WHAT YOU SHOULD DO — How many lines of the entries below include the word "document"? Answer with the number alone.

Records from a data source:
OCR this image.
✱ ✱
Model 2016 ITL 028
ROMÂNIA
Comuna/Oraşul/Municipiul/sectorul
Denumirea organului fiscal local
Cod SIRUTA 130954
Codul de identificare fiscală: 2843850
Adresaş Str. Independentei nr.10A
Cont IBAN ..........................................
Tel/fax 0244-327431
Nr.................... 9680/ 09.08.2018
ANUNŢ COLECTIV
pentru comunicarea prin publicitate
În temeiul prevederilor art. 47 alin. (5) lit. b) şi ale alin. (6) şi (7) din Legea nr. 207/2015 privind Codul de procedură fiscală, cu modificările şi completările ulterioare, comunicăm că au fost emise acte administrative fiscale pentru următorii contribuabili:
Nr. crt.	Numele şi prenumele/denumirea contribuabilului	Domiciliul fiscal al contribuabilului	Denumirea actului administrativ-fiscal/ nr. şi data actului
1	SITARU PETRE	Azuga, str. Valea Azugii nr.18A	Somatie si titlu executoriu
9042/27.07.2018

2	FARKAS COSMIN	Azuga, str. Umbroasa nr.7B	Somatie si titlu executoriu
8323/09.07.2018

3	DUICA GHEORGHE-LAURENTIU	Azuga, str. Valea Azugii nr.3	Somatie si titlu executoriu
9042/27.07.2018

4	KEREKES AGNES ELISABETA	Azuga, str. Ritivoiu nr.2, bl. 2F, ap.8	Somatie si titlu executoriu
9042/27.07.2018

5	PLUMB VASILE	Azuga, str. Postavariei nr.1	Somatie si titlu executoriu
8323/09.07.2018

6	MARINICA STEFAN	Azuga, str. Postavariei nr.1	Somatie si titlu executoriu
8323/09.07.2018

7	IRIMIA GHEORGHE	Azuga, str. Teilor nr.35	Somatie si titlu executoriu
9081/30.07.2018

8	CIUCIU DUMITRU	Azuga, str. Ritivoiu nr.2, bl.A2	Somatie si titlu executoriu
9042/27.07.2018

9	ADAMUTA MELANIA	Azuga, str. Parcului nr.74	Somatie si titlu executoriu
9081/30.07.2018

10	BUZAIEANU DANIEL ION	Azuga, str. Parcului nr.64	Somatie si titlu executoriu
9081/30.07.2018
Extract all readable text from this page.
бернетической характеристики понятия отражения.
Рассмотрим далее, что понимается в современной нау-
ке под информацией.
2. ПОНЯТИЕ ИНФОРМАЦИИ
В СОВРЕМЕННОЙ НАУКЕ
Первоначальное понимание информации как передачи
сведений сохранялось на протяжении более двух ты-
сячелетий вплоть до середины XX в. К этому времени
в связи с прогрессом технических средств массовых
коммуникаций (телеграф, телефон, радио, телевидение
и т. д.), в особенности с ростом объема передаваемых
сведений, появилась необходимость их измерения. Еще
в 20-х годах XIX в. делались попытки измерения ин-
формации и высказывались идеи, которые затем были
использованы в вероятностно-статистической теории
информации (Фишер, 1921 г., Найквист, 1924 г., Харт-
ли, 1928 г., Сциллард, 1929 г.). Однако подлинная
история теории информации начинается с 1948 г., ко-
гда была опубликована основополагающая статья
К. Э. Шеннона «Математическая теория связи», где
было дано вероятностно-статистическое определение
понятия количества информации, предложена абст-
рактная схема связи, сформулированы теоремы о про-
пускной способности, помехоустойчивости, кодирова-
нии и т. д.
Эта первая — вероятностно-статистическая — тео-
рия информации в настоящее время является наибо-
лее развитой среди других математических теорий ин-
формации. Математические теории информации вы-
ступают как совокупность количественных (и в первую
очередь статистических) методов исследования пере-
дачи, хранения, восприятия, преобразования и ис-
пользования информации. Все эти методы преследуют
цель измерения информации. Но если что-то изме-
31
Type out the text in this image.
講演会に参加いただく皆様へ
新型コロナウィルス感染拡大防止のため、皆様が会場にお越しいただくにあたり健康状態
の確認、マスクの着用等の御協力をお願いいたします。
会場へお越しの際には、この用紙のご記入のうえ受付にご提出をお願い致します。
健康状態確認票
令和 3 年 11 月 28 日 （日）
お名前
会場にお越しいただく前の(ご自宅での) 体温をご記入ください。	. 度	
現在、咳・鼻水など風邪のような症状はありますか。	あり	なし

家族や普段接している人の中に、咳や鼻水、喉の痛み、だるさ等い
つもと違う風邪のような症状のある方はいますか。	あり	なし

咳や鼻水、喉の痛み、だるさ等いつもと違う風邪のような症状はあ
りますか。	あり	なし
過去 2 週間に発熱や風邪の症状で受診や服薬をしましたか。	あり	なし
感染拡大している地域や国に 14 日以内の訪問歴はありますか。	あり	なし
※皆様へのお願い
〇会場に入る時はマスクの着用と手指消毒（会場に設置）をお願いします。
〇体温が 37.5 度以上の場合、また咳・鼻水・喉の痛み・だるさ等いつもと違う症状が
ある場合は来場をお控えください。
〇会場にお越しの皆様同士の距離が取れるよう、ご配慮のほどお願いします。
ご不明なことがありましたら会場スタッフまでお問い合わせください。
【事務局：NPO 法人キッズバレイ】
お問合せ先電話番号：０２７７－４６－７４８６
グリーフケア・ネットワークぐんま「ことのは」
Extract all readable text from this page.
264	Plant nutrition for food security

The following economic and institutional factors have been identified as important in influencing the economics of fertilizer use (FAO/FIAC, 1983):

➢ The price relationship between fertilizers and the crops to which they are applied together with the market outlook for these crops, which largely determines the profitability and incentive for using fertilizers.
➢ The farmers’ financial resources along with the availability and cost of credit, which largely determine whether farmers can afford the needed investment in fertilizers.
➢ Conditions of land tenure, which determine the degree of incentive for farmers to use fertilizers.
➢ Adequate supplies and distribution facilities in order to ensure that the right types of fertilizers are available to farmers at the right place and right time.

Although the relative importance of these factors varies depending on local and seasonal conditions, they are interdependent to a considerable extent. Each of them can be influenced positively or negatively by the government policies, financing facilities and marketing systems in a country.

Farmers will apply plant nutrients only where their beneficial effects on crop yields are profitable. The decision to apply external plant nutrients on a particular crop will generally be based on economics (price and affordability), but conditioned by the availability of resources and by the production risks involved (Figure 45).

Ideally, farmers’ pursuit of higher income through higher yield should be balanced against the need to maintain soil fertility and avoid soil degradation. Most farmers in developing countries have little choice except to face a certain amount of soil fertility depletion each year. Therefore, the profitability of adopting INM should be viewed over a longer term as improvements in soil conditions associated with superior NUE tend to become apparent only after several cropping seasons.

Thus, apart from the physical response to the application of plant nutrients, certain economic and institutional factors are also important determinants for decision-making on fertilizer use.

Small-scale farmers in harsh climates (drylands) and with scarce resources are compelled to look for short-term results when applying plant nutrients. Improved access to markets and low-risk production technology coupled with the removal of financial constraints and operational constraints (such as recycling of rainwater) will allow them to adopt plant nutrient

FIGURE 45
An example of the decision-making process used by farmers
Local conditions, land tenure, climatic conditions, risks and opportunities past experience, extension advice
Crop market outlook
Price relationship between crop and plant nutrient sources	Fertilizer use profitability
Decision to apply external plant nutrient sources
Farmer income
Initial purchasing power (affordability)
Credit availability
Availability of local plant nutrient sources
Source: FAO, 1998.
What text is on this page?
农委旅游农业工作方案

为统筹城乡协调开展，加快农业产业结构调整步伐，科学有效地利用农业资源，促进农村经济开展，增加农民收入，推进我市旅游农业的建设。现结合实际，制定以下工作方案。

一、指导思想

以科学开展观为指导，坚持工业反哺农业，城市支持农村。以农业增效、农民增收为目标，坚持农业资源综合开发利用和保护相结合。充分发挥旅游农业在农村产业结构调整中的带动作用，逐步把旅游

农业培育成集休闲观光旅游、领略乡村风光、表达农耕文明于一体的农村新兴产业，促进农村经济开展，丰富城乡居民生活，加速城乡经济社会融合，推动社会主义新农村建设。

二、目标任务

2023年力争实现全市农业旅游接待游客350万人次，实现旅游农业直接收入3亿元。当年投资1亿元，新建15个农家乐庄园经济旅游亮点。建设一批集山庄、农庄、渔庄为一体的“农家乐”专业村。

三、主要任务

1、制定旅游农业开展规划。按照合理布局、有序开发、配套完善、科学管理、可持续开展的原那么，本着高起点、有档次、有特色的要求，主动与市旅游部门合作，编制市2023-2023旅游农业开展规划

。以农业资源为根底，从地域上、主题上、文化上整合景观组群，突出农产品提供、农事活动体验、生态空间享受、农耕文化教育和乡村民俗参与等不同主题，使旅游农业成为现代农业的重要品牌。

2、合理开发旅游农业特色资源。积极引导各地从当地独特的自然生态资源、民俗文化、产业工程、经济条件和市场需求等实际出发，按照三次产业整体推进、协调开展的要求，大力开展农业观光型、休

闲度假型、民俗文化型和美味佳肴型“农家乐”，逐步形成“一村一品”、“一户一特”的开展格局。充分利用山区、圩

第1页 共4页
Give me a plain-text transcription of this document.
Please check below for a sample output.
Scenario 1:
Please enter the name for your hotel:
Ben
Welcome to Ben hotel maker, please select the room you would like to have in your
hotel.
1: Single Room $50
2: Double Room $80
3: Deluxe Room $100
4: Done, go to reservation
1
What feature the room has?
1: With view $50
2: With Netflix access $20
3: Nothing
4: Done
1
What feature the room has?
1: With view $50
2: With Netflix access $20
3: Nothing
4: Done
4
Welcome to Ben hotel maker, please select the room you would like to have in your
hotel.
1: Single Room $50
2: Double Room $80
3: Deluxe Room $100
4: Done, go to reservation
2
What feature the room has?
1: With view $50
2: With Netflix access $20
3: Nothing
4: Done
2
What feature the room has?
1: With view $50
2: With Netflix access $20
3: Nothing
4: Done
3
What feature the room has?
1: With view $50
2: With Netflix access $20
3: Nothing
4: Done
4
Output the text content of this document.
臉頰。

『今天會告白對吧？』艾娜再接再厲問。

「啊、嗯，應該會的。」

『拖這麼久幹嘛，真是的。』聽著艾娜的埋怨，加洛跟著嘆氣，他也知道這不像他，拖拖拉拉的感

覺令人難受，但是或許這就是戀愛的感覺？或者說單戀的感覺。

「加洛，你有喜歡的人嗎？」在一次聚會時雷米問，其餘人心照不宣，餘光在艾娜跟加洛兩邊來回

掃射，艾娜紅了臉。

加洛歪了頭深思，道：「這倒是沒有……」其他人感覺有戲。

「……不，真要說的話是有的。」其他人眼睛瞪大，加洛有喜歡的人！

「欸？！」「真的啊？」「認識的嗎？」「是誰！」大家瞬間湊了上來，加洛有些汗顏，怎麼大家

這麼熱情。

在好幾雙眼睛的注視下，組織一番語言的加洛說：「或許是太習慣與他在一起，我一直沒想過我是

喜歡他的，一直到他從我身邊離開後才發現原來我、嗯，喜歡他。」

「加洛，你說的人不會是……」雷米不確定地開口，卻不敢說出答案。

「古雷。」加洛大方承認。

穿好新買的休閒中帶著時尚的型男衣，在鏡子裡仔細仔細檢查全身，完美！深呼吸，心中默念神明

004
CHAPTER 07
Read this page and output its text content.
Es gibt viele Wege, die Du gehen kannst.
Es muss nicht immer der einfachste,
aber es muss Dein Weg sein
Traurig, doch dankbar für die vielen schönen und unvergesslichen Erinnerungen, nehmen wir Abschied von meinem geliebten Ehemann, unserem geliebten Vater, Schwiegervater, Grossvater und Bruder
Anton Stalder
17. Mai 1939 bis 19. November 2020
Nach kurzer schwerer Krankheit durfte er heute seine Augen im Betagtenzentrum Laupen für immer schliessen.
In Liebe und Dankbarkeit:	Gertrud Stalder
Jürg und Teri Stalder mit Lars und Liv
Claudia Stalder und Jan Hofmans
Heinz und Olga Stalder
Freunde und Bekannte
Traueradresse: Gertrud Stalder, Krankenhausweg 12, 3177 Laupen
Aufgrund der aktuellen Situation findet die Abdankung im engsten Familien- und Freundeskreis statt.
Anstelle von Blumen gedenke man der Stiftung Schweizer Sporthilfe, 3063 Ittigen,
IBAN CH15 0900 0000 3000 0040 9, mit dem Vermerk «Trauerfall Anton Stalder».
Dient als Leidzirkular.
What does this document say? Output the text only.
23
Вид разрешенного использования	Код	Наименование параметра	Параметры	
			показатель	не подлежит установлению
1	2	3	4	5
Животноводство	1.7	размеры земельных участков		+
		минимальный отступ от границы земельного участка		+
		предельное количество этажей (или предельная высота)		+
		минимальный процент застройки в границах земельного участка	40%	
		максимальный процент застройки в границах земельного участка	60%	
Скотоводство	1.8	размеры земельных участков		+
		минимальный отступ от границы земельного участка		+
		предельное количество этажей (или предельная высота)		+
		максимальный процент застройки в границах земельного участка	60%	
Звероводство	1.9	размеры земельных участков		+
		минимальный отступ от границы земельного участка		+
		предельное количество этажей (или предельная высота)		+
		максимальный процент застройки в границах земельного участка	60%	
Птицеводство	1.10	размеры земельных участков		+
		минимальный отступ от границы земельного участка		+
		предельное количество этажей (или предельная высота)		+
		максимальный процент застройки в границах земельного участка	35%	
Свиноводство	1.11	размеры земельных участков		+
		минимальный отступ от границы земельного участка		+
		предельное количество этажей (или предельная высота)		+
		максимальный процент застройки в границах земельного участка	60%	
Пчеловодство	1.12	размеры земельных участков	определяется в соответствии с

TASK SOLUTION — 3